Given problem: Write out the material exactly, with the pictures left out.

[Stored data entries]
+ + + + +

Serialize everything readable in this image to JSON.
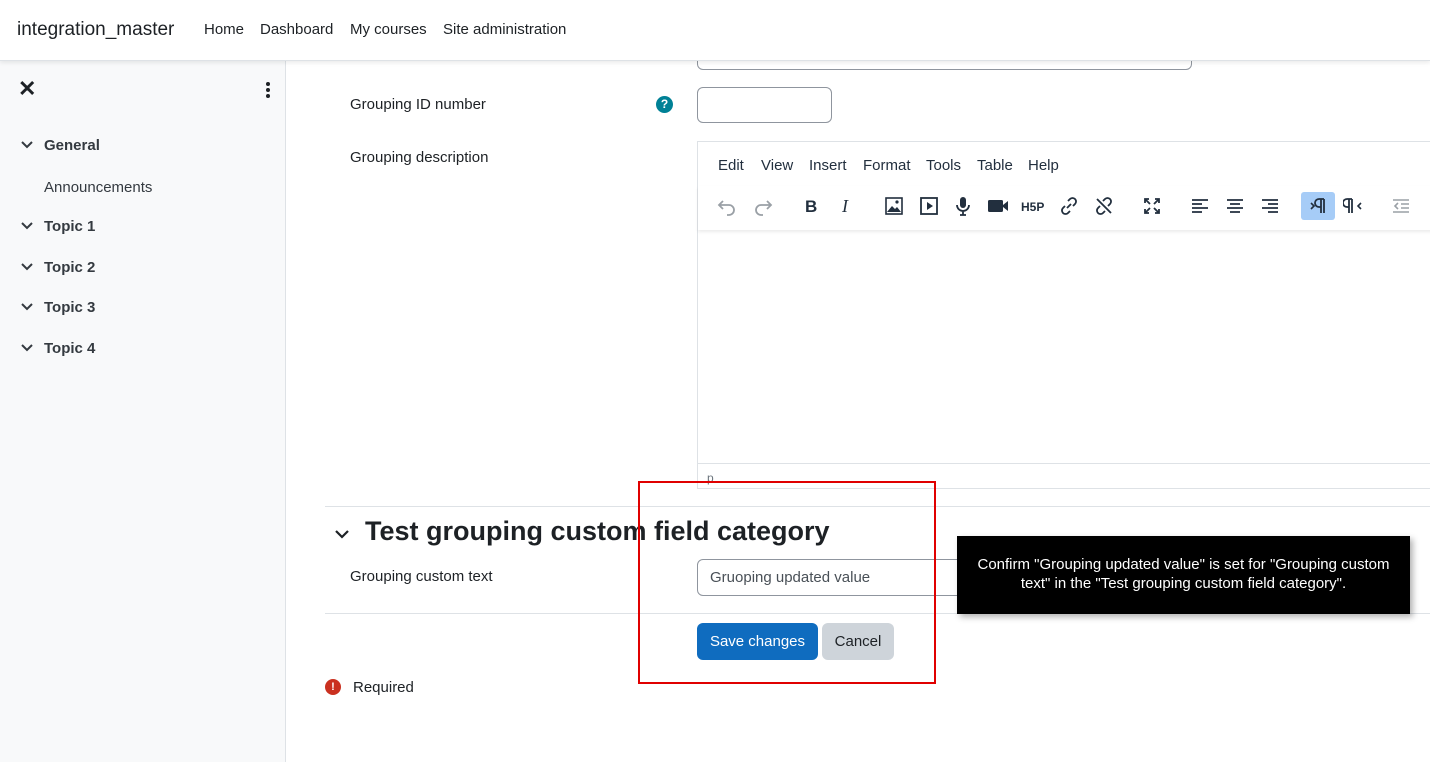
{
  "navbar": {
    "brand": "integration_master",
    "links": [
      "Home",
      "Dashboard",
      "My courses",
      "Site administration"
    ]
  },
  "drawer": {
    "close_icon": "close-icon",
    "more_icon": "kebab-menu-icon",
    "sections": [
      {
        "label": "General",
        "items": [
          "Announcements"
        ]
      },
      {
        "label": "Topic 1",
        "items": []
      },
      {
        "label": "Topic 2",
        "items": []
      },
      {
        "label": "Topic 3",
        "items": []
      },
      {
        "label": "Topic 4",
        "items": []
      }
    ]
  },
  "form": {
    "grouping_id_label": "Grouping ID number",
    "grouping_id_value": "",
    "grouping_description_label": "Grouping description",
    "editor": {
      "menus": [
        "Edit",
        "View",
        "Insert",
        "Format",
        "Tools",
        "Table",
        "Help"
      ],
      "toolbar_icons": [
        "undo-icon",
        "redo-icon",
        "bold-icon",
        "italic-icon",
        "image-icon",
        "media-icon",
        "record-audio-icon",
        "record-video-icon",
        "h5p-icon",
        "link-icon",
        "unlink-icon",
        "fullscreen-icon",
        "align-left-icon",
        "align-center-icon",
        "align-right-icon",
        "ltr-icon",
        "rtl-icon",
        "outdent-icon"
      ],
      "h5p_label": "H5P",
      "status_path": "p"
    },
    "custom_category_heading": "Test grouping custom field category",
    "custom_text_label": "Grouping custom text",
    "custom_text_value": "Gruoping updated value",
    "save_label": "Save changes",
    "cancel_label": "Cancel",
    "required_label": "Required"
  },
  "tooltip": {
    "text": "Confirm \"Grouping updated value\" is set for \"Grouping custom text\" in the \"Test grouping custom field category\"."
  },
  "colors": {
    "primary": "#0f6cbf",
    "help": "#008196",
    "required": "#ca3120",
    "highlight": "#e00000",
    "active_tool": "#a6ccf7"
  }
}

+ + + + +

Solution for this exercise:
Serialize everything readable in this image to JSON.
{
  "navbar": {
    "brand": "integration_master",
    "links": [
      "Home",
      "Dashboard",
      "My courses",
      "Site administration"
    ]
  },
  "drawer": {
    "close_icon": "close-icon",
    "more_icon": "kebab-menu-icon",
    "sections": [
      {
        "label": "General",
        "items": [
          "Announcements"
        ]
      },
      {
        "label": "Topic 1",
        "items": []
      },
      {
        "label": "Topic 2",
        "items": []
      },
      {
        "label": "Topic 3",
        "items": []
      },
      {
        "label": "Topic 4",
        "items": []
      }
    ]
  },
  "form": {
    "grouping_id_label": "Grouping ID number",
    "grouping_id_value": "",
    "grouping_description_label": "Grouping description",
    "editor": {
      "menus": [
        "Edit",
        "View",
        "Insert",
        "Format",
        "Tools",
        "Table",
        "Help"
      ],
      "toolbar_icons": [
        "undo-icon",
        "redo-icon",
        "bold-icon",
        "italic-icon",
        "image-icon",
        "media-icon",
        "record-audio-icon",
        "record-video-icon",
        "h5p-icon",
        "link-icon",
        "unlink-icon",
        "fullscreen-icon",
        "align-left-icon",
        "align-center-icon",
        "align-right-icon",
        "ltr-icon",
        "rtl-icon",
        "outdent-icon"
      ],
      "h5p_label": "H5P",
      "status_path": "p"
    },
    "custom_category_heading": "Test grouping custom field category",
    "custom_text_label": "Grouping custom text",
    "custom_text_value": "Gruoping updated value",
    "save_label": "Save changes",
    "cancel_label": "Cancel",
    "required_label": "Required"
  },
  "tooltip": {
    "text": "Confirm \"Grouping updated value\" is set for \"Grouping custom text\" in the \"Test grouping custom field category\"."
  },
  "colors": {
    "primary": "#0f6cbf",
    "help": "#008196",
    "required": "#ca3120",
    "highlight": "#e00000",
    "active_tool": "#a6ccf7"
  }
}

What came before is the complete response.